::: STORED ROWS

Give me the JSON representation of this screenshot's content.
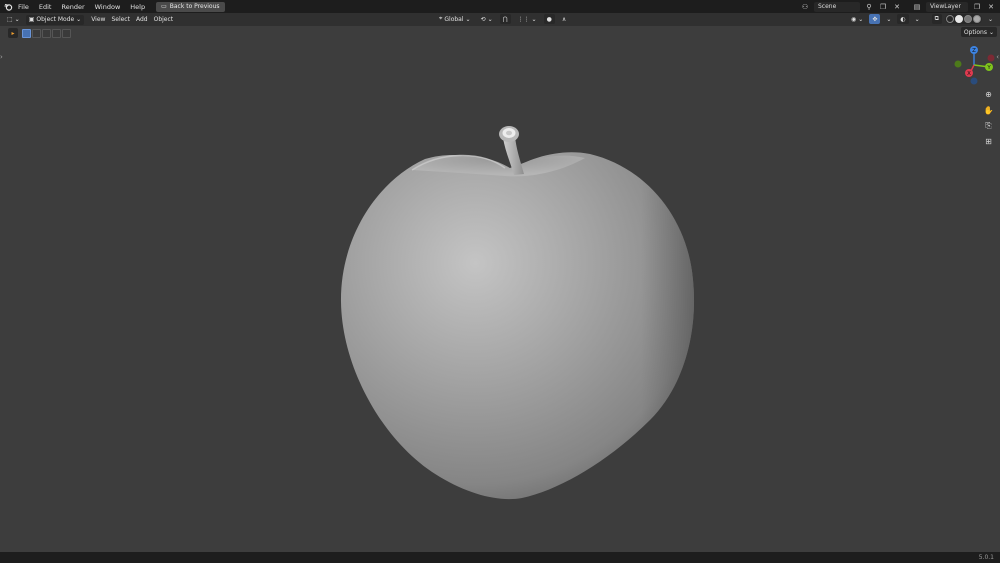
{
  "menubar": {
    "items": [
      "File",
      "Edit",
      "Render",
      "Window",
      "Help"
    ],
    "back_button": "Back to Previous",
    "scene": "Scene",
    "view_layer": "ViewLayer"
  },
  "viewport_header": {
    "mode": "Object Mode",
    "menus": [
      "View",
      "Select",
      "Add",
      "Object"
    ],
    "transform_orientation": "Global"
  },
  "tool_settings": {
    "options_label": "Options"
  },
  "gizmo": {
    "x": "X",
    "y": "Y",
    "z": "Z",
    "colors": {
      "x": "#e03a4f",
      "y": "#7fc41c",
      "z": "#3d84e3"
    }
  },
  "statusbar": {
    "version": "5.0.1"
  }
}
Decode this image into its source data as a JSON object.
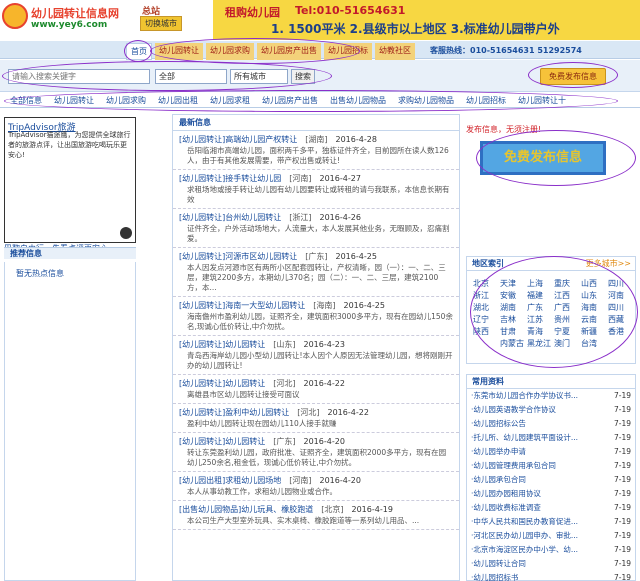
{
  "header": {
    "site_title": "幼儿园转让信息网",
    "site_url": "www.yey6.com",
    "site_label": "总站",
    "city_switch": "切换城市",
    "ad_title": "租购幼儿园",
    "ad_tel": "Tel:010-51654631",
    "ad_points": "1. 1500平米  2.县级市以上地区  3.标准幼儿园带户外"
  },
  "nav": {
    "items": [
      "首页",
      "幼儿园转让",
      "幼儿园求购",
      "幼儿园房产出售",
      "幼儿园招标",
      "幼教社区"
    ],
    "hotline": "客服热线：010-51654631 51292574"
  },
  "search": {
    "placeholder": "请输入搜索关键字",
    "category": "全部",
    "city": "所有城市",
    "button": "搜索",
    "free_post": "免费发布信息"
  },
  "categories": [
    "全部信息",
    "幼儿园转让",
    "幼儿园求购",
    "幼儿园出租",
    "幼儿园求租",
    "幼儿园房产出售",
    "出售幼儿园物品",
    "求购幼儿园物品",
    "幼儿园招标",
    "幼儿园转让十"
  ],
  "left": {
    "ad_title": "TripAdvisor旅游",
    "ad_text": "TripAdvisor猫途鹰，为您提供全球旅行者的旅游点评，让出国旅游吃喝玩乐更安心!",
    "ad_link": "巴黎自由行，先看点评更安心",
    "rec_header": "推荐信息",
    "rec_empty": "暂无热点信息"
  },
  "center": {
    "head": "最新信息",
    "news": [
      {
        "title": "[幼儿园转让]高端幼儿园产权转让",
        "region": "[湖南]",
        "date": "2016-4-28",
        "desc": "岳阳临湘市高端幼儿园，面积两千多平，独栋证件齐全，目前园所在读人数126人，由于有其他发展需要，带产权出售或转让!"
      },
      {
        "title": "[幼儿园转让]接手转让幼儿园",
        "region": "[河南]",
        "date": "2016-4-27",
        "desc": "求租场地或接手转让幼儿园有幼儿园要转让或转租的请与我联系，本信息长期有效"
      },
      {
        "title": "[幼儿园转让]台州幼儿园转让",
        "region": "[浙江]",
        "date": "2016-4-26",
        "desc": "证件齐全，户外活动场地大，人流量大，本人发展其他业务，无暇顾及，忍痛割爱。"
      },
      {
        "title": "[幼儿园转让]河源市区幼儿园转让",
        "region": "[广东]",
        "date": "2016-4-25",
        "desc": "本人因发点河源市区有两所小区配套园转让，产权清晰，园（一）：一、二、三层，建筑2200多方，本期幼儿370名；园（二）：一、二、三层，建筑2100方，本..."
      },
      {
        "title": "[幼儿园转让]海南一大型幼儿园转让",
        "region": "[海南]",
        "date": "2016-4-25",
        "desc": "海南儋州市盈利幼儿园，证照齐全，建筑面积3000多平方，现有在园幼儿150余名,现诚心低价转让,中介勿扰。"
      },
      {
        "title": "[幼儿园转让]幼儿园转让",
        "region": "[山东]",
        "date": "2016-4-23",
        "desc": "青岛西海岸幼儿园小型幼儿园转让!本人因个人原因无法管理幼儿园，想将刚刚开办的幼儿园转让!"
      },
      {
        "title": "[幼儿园转让]幼儿园转让",
        "region": "[河北]",
        "date": "2016-4-22",
        "desc": "离雄县市区幼儿园转让接受可面议"
      },
      {
        "title": "[幼儿园转让]盈利中幼儿园转让",
        "region": "[河北]",
        "date": "2016-4-22",
        "desc": "盈利中幼儿园转让现在园幼儿110人接手就赚"
      },
      {
        "title": "[幼儿园转让]幼儿园转让",
        "region": "[广东]",
        "date": "2016-4-20",
        "desc": "转让东莞盈利幼儿园，政府批准、证照齐全，建筑面积2000多平方，现有在园幼儿250余名,租金低，现诚心低价转让,中介勿扰。"
      },
      {
        "title": "[幼儿园出租]求租幼儿园场地",
        "region": "[河南]",
        "date": "2016-4-20",
        "desc": "本人从事幼教工作，求租幼儿园物业或合作。"
      },
      {
        "title": "[出售幼儿园物品]幼儿玩具、橡胶跑道",
        "region": "[北京]",
        "date": "2016-4-19",
        "desc": "本公司生产大型室外玩具、实木桌椅、橡胶跑道等一系列幼儿用品、..."
      }
    ]
  },
  "right": {
    "post_prompt": "发布信息，无须注册!",
    "big_post": "免费发布信息",
    "region_head": "地区索引",
    "more_cities": "更多城市>>",
    "cities": [
      "北京",
      "天津",
      "上海",
      "重庆",
      "山西",
      "四川",
      "浙江",
      "安徽",
      "福建",
      "江西",
      "山东",
      "河南",
      "湖北",
      "湖南",
      "广东",
      "广西",
      "海南",
      "四川",
      "辽宁",
      "吉林",
      "江苏",
      "贵州",
      "云南",
      "西藏",
      "陕西",
      "甘肃",
      "青海",
      "宁夏",
      "新疆",
      "香港",
      "",
      "内蒙古",
      "黑龙江",
      "澳门",
      "台湾",
      ""
    ],
    "res_head": "常用资料",
    "resources": [
      {
        "title": "·东莞市幼儿园合作办学协议书...",
        "date": "7-19"
      },
      {
        "title": "·幼儿园英语教学合作协议",
        "date": "7-19"
      },
      {
        "title": "·幼儿园招标公告",
        "date": "7-19"
      },
      {
        "title": "·托儿所、幼儿园建筑平面设计...",
        "date": "7-19"
      },
      {
        "title": "·幼儿园举办申请",
        "date": "7-19"
      },
      {
        "title": "·幼儿园管理费用承包合同",
        "date": "7-19"
      },
      {
        "title": "·幼儿园承包合同",
        "date": "7-19"
      },
      {
        "title": "·幼儿园办园租用协议",
        "date": "7-19"
      },
      {
        "title": "·幼儿园收费标准调查",
        "date": "7-19"
      },
      {
        "title": "·中华人民共和国民办教育促进...",
        "date": "7-19"
      },
      {
        "title": "·河北区民办幼儿园申办、审批...",
        "date": "7-19"
      },
      {
        "title": "·北京市海淀区民办中小学、幼...",
        "date": "7-19"
      },
      {
        "title": "·幼儿园转让合同",
        "date": "7-19"
      },
      {
        "title": "·幼儿园招标书",
        "date": "7-19"
      }
    ]
  }
}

::::::

Omit the pictures. Transcribe every record exactly.

Give me the JSON representation of this screenshot's content.
{
  "menubar": {
    "items": [
      "File",
      "Edit",
      "Render",
      "Window",
      "Help"
    ],
    "back_button": "Back to Previous",
    "scene": "Scene",
    "view_layer": "ViewLayer"
  },
  "viewport_header": {
    "mode": "Object Mode",
    "menus": [
      "View",
      "Select",
      "Add",
      "Object"
    ],
    "transform_orientation": "Global"
  },
  "tool_settings": {
    "options_label": "Options"
  },
  "gizmo": {
    "x": "X",
    "y": "Y",
    "z": "Z",
    "colors": {
      "x": "#e03a4f",
      "y": "#7fc41c",
      "z": "#3d84e3"
    }
  },
  "statusbar": {
    "version": "5.0.1"
  }
}
Decode this image into its source data as a JSON object.
{
  "header": {
    "site_title": "幼儿园转让信息网",
    "site_url": "www.yey6.com",
    "site_label": "总站",
    "city_switch": "切换城市",
    "ad_title": "租购幼儿园",
    "ad_tel": "Tel:010-51654631",
    "ad_points": "1. 1500平米  2.县级市以上地区  3.标准幼儿园带户外"
  },
  "nav": {
    "items": [
      "首页",
      "幼儿园转让",
      "幼儿园求购",
      "幼儿园房产出售",
      "幼儿园招标",
      "幼教社区"
    ],
    "hotline": "客服热线：010-51654631 51292574"
  },
  "search": {
    "placeholder": "请输入搜索关键字",
    "category": "全部",
    "city": "所有城市",
    "button": "搜索",
    "free_post": "免费发布信息"
  },
  "categories": [
    "全部信息",
    "幼儿园转让",
    "幼儿园求购",
    "幼儿园出租",
    "幼儿园求租",
    "幼儿园房产出售",
    "出售幼儿园物品",
    "求购幼儿园物品",
    "幼儿园招标",
    "幼儿园转让十"
  ],
  "left": {
    "ad_title": "TripAdvisor旅游",
    "ad_text": "TripAdvisor猫途鹰，为您提供全球旅行者的旅游点评，让出国旅游吃喝玩乐更安心!",
    "ad_link": "巴黎自由行，先看点评更安心",
    "rec_header": "推荐信息",
    "rec_empty": "暂无热点信息"
  },
  "center": {
    "head": "最新信息",
    "news": [
      {
        "title": "[幼儿园转让]高端幼儿园产权转让",
        "region": "[湖南]",
        "date": "2016-4-28",
        "desc": "岳阳临湘市高端幼儿园，面积两千多平，独栋证件齐全，目前园所在读人数126人，由于有其他发展需要，带产权出售或转让!"
      },
      {
        "title": "[幼儿园转让]接手转让幼儿园",
        "region": "[河南]",
        "date": "2016-4-27",
        "desc": "求租场地或接手转让幼儿园有幼儿园要转让或转租的请与我联系，本信息长期有效"
      },
      {
        "title": "[幼儿园转让]台州幼儿园转让",
        "region": "[浙江]",
        "date": "2016-4-26",
        "desc": "证件齐全，户外活动场地大，人流量大，本人发展其他业务，无暇顾及，忍痛割爱。"
      },
      {
        "title": "[幼儿园转让]河源市区幼儿园转让",
        "region": "[广东]",
        "date": "2016-4-25",
        "desc": "本人因发点河源市区有两所小区配套园转让，产权清晰，园（一）：一、二、三层，建筑2200多方，本期幼儿370名；园（二）：一、二、三层，建筑2100方，本..."
      },
      {
        "title": "[幼儿园转让]海南一大型幼儿园转让",
        "region": "[海南]",
        "date": "2016-4-25",
        "desc": "海南儋州市盈利幼儿园，证照齐全，建筑面积3000多平方，现有在园幼儿150余名,现诚心低价转让,中介勿扰。"
      },
      {
        "title": "[幼儿园转让]幼儿园转让",
        "region": "[山东]",
        "date": "2016-4-23",
        "desc": "青岛西海岸幼儿园小型幼儿园转让!本人因个人原因无法管理幼儿园，想将刚刚开办的幼儿园转让!"
      },
      {
        "title": "[幼儿园转让]幼儿园转让",
        "region": "[河北]",
        "date": "2016-4-22",
        "desc": "离雄县市区幼儿园转让接受可面议"
      },
      {
        "title": "[幼儿园转让]盈利中幼儿园转让",
        "region": "[河北]",
        "date": "2016-4-22",
        "desc": "盈利中幼儿园转让现在园幼儿110人接手就赚"
      },
      {
        "title": "[幼儿园转让]幼儿园转让",
        "region": "[广东]",
        "date": "2016-4-20",
        "desc": "转让东莞盈利幼儿园，政府批准、证照齐全，建筑面积2000多平方，现有在园幼儿250余名,租金低，现诚心低价转让,中介勿扰。"
      },
      {
        "title": "[幼儿园出租]求租幼儿园场地",
        "region": "[河南]",
        "date": "2016-4-20",
        "desc": "本人从事幼教工作，求租幼儿园物业或合作。"
      },
      {
        "title": "[出售幼儿园物品]幼儿玩具、橡胶跑道",
        "region": "[北京]",
        "date": "2016-4-19",
        "desc": "本公司生产大型室外玩具、实木桌椅、橡胶跑道等一系列幼儿用品、..."
      }
    ]
  },
  "right": {
    "post_prompt": "发布信息，无须注册!",
    "big_post": "免费发布信息",
    "region_head": "地区索引",
    "more_cities": "更多城市>>",
    "cities": [
      "北京",
      "天津",
      "上海",
      "重庆",
      "山西",
      "四川",
      "浙江",
      "安徽",
      "福建",
      "江西",
      "山东",
      "河南",
      "湖北",
      "湖南",
      "广东",
      "广西",
      "海南",
      "四川",
      "辽宁",
      "吉林",
      "江苏",
      "贵州",
      "云南",
      "西藏",
      "陕西",
      "甘肃",
      "青海",
      "宁夏",
      "新疆",
      "香港",
      "",
      "内蒙古",
      "黑龙江",
      "澳门",
      "台湾",
      ""
    ],
    "res_head": "常用资料",
    "resources": [
      {
        "title": "·东莞市幼儿园合作办学协议书...",
        "date": "7-19"
      },
      {
        "title": "·幼儿园英语教学合作协议",
        "date": "7-19"
      },
      {
        "title": "·幼儿园招标公告",
        "date": "7-19"
      },
      {
        "title": "·托儿所、幼儿园建筑平面设计...",
        "date": "7-19"
      },
      {
        "title": "·幼儿园举办申请",
        "date": "7-19"
      },
      {
        "title": "·幼儿园管理费用承包合同",
        "date": "7-19"
      },
      {
        "title": "·幼儿园承包合同",
        "date": "7-19"
      },
      {
        "title": "·幼儿园办园租用协议",
        "date": "7-19"
      },
      {
        "title": "·幼儿园收费标准调查",
        "date": "7-19"
      },
      {
        "title": "·中华人民共和国民办教育促进...",
        "date": "7-19"
      },
      {
        "title": "·河北区民办幼儿园申办、审批...",
        "date": "7-19"
      },
      {
        "title": "·北京市海淀区民办中小学、幼...",
        "date": "7-19"
      },
      {
        "title": "·幼儿园转让合同",
        "date": "7-19"
      },
      {
        "title": "·幼儿园招标书",
        "date": "7-19"
      }
    ]
  }
}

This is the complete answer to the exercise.